Brano:
####################

11 ottobre 2012 – Licenziare è umano. Farlo quanto si fanno utili record un po’ meno. Farlo passare in sordina, proclamandosi alfieri della «cultura della responsabilità sociale» rischia di apparire diabolico. Il ruolo del ”diavolo” tocca a Takeda Italia. Dopo l’acquisizione di Nycomed, terminata alla fine del 2011, la filiale italiana della più grande azienda farmaceutica giapponese vuole lasciare a casa 124 lavoratori della società acquisita che ha sede a Milano e 170 dei suoi (la maggior parte informatori farmaceutici) a Roma, rispetto a un organico complessivo di 800 dipendenti in Italia tra le società. Di fatto, quasi il 40% della forza lavoro. Questo, appunto, nonostante bilanci spettacolari e, appunto, l’adozione di «una cultura di responsabilità sociale dell’impresa che si mantenga sensibile alle preoccupazioni sociali, nello svolgimento delle proprie operazioni commerciali e nei rapporti con le parti interessate. Tra le attività riconducibili a un principio di responsabilità sociale possono essere citate diverse iniziative che si rivolgono prima all’interno dell’azienda – alle proprie risorse umane – per poi passare all’esterno della stessa, a livello locale, nazionale e internazionale».

Gli affari vanno male? In Italia c’è crisi? A guardare il bilancio annuale chiuso il 31 marzo 2012 non sembrerebbe affatto: i conti presentano un utile di esercizio di 30.600.800 euro (il miglior risultato di sempre da quando nel 1982 il big giapponese è nel nostro Paese) dopo aver rilevato imposte sul reddito dell’esercizio per 21.495.423 euro. Come si legge sempre nel sito ufficiale, Takeda rappresenta una delle maggiori realtà dell’industria farmaceutica italiana, con un sito produttivo, posto in Piemonte, a Cerano (No), all’avanguardia per tecnologie e tutela dell’ambiente, che garantisce la produzione per l’Italia e per le consociate europee ed extra-europee del gruppo.

Per Takeda Italia, dunque, si tratta di una disonorevole “macchia” in termini di Csr sociale. Anche se, quasi certamente, non prevista. Il colosso nipponico, con l’acquisizione a livello globale del gruppo svizzero Nycomed, aveva forse sbagliato i conti in termini di sovrapposizioni nazionali, soprattutto alla luce degli effetti delle liberalizzazioni farmaceutiche. Con il decreto Balduzzi, spiegano i sindacati, cambierà il lavoro degli informatori farmaceutici che non andranno più a visitare singolarmente i medici di base, ma faranno una sorta di presentazione collettiva. Per cui, di fatto, ne occorreranno meno. Grazie alle trattative sindacali, due giorni fa è stato raggiunto un accordo con Nycomed Milano (le procedure di licenziamento Nycomed e Takeda sono separate): su 124 licenziamenti sono stati recuperati 16 lavoratori, mentre per i rimanenti sono previste incentivazioni all’esodo su base volontaria e corsi formazione per le ricollocazioni anche esterne in società terze che applicheranno il contratto chimico farmaceutico. La trattativa sindacale, invece, è arrivata a un punto critico sul fronte romano. Takeda vuole imporre le medesime condizioni sostanziali e normative dell’accordo milanese, ma i sindacati non sono d’accordo e ormai sono già trascorsi i 75 giorni di tempo per poter far partire le lettere di licenziamento. Le organizzazioni sindacali (Ugl, Cgil, Cils e Uil) hanno deciso di tenere un’assemblea lunedì mattina a Roma con i dipendenti per far decidere loro. Sempre lunedì ore 15 ci sarà un incontro in Regione Lazio per la firma dell’accordo o la rottura delle trattative, a seconda dell’esito dell’assemblea.

####################

Dati forniti:
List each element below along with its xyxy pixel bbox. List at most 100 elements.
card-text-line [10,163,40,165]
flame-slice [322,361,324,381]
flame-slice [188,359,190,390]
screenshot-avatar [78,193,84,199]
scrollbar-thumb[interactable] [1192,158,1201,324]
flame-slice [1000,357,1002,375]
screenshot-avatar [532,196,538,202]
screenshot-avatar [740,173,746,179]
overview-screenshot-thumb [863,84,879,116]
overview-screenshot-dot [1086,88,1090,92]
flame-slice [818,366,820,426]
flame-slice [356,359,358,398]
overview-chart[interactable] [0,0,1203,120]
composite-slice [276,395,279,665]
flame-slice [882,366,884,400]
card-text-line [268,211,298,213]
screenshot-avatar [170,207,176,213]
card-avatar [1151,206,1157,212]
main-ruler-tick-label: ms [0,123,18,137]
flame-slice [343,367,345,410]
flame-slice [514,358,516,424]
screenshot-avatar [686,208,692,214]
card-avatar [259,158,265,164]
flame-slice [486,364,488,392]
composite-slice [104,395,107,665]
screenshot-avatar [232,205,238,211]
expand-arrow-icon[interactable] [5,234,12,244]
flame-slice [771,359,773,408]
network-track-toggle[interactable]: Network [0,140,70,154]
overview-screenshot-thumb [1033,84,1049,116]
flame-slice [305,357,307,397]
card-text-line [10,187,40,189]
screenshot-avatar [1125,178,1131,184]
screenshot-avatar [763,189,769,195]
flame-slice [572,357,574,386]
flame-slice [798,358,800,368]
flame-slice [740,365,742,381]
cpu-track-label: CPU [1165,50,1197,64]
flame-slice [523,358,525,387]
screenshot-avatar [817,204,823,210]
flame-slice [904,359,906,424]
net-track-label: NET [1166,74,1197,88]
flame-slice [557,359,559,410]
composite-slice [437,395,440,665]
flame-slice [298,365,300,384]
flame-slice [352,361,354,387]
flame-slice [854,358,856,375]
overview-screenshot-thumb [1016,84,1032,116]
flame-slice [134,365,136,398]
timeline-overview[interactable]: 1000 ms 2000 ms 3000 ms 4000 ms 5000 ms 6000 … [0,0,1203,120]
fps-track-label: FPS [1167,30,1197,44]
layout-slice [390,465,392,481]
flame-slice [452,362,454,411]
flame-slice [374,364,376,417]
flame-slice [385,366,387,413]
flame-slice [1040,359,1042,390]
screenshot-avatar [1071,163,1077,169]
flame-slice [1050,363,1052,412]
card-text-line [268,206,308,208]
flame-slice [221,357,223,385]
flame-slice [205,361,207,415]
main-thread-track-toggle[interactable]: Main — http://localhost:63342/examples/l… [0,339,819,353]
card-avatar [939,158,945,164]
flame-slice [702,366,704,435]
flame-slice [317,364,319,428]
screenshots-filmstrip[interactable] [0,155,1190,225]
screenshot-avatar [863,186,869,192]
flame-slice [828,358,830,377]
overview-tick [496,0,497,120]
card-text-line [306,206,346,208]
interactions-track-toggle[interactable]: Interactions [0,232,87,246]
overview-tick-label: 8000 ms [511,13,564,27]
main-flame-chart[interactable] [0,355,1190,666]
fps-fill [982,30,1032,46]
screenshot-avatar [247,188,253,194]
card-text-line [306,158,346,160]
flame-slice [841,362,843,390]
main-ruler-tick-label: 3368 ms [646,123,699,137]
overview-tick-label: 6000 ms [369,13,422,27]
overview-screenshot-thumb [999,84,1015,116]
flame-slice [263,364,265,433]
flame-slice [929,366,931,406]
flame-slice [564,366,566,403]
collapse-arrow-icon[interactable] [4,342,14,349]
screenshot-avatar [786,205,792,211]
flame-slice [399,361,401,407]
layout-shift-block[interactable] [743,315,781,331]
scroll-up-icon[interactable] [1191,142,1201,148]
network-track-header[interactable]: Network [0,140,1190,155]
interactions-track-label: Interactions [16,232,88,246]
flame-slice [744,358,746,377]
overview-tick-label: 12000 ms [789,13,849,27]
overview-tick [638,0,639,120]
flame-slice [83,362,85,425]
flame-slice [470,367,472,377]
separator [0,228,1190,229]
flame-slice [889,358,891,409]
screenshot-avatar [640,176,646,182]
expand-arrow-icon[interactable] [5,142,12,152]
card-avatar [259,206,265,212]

####################

Obiettivo dell'esercizio:
Rispondi alle seguenti domande sul brano riguardante i licenziamenti in Takeda Italia.
1. Quanti lavoratori della sede Nycomed di Milano Takeda Italia vuole lasciare a casa?
2. In quale località si trova il sito produttivo di Takeda in Italia?
3. Quali organizzazioni sindacali hanno deciso di tenere un'assemblea con i dipendenti a Roma?

Soluzione del compito:
1. 124 lavoratori.
2. A Cerano (No), in Piemonte.
3. Ugl, Cgil, Cils e Uil.